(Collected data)
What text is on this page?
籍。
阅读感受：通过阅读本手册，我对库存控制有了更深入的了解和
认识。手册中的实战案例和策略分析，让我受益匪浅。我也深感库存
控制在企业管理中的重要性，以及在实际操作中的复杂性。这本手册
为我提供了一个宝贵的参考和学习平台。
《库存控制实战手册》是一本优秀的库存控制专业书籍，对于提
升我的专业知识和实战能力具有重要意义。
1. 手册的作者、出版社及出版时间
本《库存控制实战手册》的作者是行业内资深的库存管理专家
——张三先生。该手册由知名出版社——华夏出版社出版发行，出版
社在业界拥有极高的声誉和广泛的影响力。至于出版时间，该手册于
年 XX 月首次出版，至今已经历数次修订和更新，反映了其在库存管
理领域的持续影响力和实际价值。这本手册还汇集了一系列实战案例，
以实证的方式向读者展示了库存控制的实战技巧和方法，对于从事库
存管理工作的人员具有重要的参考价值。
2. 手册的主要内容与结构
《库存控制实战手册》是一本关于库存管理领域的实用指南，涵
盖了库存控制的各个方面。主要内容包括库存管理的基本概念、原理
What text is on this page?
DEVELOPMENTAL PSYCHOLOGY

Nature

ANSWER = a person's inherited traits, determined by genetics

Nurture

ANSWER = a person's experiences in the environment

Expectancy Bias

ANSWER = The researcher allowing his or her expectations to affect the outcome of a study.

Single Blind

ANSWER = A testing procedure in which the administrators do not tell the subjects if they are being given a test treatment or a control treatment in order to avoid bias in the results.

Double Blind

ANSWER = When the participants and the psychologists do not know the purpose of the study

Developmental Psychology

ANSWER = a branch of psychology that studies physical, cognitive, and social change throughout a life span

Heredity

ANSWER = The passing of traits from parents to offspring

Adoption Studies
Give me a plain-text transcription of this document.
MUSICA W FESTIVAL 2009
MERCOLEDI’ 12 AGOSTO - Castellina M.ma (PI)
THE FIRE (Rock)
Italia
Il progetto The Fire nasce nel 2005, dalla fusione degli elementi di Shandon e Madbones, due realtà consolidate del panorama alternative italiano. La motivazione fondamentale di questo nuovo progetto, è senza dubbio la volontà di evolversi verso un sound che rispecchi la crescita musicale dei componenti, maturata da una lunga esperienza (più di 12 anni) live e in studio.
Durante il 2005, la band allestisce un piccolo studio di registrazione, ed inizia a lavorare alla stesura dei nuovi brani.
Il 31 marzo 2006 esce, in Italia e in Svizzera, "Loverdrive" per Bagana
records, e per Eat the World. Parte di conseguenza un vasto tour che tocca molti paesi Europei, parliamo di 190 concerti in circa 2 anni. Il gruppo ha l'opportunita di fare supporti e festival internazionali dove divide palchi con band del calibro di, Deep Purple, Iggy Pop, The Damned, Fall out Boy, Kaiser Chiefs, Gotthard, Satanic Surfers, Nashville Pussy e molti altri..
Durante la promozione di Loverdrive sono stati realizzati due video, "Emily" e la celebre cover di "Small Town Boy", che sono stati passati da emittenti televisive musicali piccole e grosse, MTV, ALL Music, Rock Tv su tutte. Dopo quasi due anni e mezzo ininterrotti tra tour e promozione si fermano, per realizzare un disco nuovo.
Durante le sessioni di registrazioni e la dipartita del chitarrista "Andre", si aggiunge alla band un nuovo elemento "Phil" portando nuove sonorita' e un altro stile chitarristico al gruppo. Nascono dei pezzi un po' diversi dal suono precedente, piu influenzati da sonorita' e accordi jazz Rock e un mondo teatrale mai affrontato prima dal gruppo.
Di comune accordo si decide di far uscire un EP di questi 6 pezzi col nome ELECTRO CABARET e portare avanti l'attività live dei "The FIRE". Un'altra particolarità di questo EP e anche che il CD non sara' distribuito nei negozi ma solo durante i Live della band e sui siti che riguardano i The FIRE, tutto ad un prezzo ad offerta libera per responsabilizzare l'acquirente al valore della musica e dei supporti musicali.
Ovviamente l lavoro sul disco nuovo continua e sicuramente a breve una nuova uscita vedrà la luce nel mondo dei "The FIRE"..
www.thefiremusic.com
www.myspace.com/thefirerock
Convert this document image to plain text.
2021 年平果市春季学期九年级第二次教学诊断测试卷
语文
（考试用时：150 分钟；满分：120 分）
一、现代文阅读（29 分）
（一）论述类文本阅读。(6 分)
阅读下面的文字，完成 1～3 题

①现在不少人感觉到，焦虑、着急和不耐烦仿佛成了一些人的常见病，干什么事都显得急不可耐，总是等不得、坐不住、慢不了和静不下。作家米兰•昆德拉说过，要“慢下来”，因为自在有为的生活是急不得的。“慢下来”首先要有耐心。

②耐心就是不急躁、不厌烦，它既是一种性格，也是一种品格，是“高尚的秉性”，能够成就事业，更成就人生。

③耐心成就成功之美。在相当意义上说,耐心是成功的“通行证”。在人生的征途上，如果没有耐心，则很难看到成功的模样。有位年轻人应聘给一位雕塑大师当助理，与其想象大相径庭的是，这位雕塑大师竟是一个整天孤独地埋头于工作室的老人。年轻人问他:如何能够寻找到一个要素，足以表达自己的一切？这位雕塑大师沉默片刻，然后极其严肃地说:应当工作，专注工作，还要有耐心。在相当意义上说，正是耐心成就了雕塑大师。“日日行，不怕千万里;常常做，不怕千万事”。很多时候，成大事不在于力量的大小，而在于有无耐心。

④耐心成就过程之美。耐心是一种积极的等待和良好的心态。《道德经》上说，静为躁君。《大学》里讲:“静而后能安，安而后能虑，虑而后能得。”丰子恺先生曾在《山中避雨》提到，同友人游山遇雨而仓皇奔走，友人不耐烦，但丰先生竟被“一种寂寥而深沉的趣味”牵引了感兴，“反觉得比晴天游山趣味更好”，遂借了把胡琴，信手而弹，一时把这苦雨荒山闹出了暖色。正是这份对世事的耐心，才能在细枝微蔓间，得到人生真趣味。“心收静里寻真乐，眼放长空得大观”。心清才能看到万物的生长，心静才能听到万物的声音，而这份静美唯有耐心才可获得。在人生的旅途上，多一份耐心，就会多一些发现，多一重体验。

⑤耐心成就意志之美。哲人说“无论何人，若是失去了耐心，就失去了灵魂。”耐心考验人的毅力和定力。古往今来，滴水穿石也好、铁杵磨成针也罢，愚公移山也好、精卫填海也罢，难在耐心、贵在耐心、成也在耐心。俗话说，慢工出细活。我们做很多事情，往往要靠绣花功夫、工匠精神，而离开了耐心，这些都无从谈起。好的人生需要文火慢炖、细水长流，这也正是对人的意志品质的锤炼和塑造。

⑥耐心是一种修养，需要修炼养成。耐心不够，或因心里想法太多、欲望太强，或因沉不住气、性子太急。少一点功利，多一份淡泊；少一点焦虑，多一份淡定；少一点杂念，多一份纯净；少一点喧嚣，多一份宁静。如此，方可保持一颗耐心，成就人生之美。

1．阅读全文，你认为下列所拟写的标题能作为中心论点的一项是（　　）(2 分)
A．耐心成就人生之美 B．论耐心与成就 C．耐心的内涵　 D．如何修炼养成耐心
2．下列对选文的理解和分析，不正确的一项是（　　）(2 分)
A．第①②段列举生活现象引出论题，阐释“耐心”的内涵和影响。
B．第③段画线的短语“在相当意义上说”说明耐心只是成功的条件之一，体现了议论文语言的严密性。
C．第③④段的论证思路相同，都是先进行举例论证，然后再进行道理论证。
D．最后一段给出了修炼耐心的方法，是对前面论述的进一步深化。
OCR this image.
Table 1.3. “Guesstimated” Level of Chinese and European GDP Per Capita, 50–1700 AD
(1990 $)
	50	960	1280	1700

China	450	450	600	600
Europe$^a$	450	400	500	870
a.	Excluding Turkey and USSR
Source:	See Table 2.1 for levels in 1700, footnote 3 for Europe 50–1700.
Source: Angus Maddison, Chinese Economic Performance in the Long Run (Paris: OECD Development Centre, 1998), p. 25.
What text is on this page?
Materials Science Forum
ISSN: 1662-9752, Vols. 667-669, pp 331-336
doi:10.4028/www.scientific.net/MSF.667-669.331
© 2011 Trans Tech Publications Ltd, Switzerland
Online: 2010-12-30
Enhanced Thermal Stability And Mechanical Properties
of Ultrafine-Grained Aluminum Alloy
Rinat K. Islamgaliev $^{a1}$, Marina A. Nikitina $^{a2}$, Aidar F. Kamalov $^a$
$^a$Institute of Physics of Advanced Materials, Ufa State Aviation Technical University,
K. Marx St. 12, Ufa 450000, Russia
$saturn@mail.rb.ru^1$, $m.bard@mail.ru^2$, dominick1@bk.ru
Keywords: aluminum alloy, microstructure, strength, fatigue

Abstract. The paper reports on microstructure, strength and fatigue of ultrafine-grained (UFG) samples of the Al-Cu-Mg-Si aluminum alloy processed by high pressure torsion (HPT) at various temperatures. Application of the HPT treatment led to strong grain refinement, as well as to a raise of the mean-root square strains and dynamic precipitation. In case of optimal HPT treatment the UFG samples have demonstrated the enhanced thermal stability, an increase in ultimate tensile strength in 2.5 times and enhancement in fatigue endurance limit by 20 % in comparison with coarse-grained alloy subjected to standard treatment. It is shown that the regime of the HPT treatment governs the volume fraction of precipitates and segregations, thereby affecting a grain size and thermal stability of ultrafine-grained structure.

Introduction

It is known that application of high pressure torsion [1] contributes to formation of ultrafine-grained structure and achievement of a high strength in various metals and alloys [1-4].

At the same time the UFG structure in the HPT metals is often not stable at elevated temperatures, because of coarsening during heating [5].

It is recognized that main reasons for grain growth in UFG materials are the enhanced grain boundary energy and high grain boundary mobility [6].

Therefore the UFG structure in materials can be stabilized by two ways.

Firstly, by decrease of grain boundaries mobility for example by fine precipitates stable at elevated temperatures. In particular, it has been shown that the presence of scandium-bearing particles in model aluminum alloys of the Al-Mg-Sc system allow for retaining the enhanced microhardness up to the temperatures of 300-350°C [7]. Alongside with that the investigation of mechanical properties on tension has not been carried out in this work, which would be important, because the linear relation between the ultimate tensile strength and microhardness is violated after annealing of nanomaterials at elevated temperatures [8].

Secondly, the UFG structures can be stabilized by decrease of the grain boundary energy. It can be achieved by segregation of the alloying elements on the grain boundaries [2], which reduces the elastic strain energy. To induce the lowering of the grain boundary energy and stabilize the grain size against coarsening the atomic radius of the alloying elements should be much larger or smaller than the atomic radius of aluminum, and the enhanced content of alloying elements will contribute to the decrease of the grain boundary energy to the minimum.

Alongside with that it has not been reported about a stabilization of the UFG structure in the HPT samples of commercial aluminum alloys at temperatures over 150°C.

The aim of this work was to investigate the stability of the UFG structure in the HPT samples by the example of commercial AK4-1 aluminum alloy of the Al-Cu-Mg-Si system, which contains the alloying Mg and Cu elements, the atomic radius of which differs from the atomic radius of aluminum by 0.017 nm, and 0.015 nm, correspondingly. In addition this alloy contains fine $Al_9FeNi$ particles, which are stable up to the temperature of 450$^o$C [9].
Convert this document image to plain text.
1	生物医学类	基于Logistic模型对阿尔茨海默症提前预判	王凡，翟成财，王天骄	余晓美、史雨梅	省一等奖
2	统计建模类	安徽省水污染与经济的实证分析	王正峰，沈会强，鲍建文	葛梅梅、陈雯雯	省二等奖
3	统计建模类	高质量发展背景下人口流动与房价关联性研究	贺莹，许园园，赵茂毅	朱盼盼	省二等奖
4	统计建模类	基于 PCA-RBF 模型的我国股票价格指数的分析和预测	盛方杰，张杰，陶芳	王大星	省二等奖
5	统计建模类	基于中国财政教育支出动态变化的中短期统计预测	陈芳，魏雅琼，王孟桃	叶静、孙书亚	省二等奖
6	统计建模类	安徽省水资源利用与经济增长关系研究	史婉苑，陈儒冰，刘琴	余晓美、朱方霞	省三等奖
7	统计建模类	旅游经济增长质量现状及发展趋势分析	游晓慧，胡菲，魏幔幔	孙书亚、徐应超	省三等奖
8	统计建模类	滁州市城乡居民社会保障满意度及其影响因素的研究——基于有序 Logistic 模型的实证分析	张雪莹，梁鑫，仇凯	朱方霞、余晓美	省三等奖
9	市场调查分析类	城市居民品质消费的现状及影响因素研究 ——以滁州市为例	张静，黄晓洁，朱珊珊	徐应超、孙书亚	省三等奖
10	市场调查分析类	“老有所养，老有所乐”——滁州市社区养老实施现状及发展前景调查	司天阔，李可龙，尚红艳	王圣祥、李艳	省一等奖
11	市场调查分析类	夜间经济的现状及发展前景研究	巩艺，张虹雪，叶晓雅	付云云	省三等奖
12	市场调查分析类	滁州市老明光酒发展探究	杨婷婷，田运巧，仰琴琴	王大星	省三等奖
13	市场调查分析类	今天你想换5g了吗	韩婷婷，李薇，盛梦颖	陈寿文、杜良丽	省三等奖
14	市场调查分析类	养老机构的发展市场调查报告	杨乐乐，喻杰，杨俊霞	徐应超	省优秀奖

→ What to produce
Lines containing the word "市场调查分析类" are to be tallied; report only the total.

→ Written response
6